Below is some material; set it all down exactly, apart from the pictures.

======== Listing ========

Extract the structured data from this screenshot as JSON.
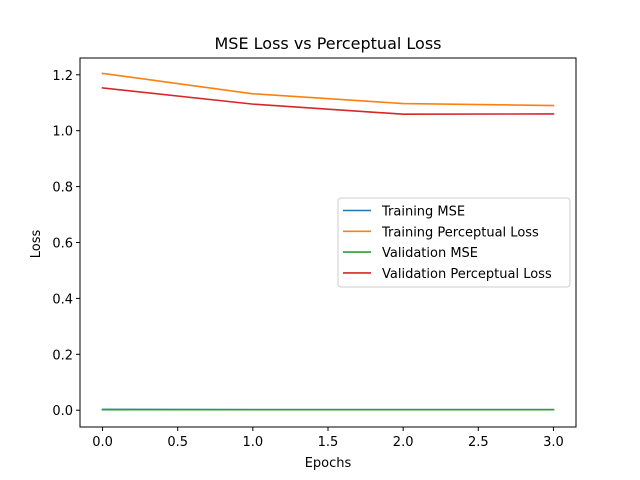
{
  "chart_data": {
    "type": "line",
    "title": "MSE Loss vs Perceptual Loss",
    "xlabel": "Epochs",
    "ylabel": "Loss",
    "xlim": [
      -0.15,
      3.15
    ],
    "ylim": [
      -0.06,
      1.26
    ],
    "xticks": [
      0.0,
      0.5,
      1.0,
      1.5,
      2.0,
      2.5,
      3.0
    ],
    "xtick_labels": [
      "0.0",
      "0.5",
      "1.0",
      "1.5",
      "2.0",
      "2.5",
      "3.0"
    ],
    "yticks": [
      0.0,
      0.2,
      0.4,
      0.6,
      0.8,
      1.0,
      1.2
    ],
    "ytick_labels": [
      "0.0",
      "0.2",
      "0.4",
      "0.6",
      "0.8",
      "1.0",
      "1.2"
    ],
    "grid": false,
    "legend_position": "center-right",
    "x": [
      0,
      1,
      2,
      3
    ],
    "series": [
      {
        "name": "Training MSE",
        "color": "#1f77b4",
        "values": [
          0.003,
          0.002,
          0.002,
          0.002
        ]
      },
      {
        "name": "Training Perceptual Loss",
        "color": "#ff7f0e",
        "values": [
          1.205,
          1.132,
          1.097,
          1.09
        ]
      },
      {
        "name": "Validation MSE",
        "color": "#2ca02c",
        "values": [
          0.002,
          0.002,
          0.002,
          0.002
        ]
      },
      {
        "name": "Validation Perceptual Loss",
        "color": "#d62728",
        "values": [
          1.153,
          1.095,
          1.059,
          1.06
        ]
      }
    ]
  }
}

========

Response to this task:
Extract the structured data from this screenshot as JSON.
{
  "chart_data": {
    "type": "line",
    "title": "MSE Loss vs Perceptual Loss",
    "xlabel": "Epochs",
    "ylabel": "Loss",
    "xlim": [
      -0.15,
      3.15
    ],
    "ylim": [
      -0.06,
      1.26
    ],
    "xticks": [
      0.0,
      0.5,
      1.0,
      1.5,
      2.0,
      2.5,
      3.0
    ],
    "xtick_labels": [
      "0.0",
      "0.5",
      "1.0",
      "1.5",
      "2.0",
      "2.5",
      "3.0"
    ],
    "yticks": [
      0.0,
      0.2,
      0.4,
      0.6,
      0.8,
      1.0,
      1.2
    ],
    "ytick_labels": [
      "0.0",
      "0.2",
      "0.4",
      "0.6",
      "0.8",
      "1.0",
      "1.2"
    ],
    "grid": false,
    "legend_position": "center-right",
    "x": [
      0,
      1,
      2,
      3
    ],
    "series": [
      {
        "name": "Training MSE",
        "color": "#1f77b4",
        "values": [
          0.003,
          0.002,
          0.002,
          0.002
        ]
      },
      {
        "name": "Training Perceptual Loss",
        "color": "#ff7f0e",
        "values": [
          1.205,
          1.132,
          1.097,
          1.09
        ]
      },
      {
        "name": "Validation MSE",
        "color": "#2ca02c",
        "values": [
          0.002,
          0.002,
          0.002,
          0.002
        ]
      },
      {
        "name": "Validation Perceptual Loss",
        "color": "#d62728",
        "values": [
          1.153,
          1.095,
          1.059,
          1.06
        ]
      }
    ]
  }
}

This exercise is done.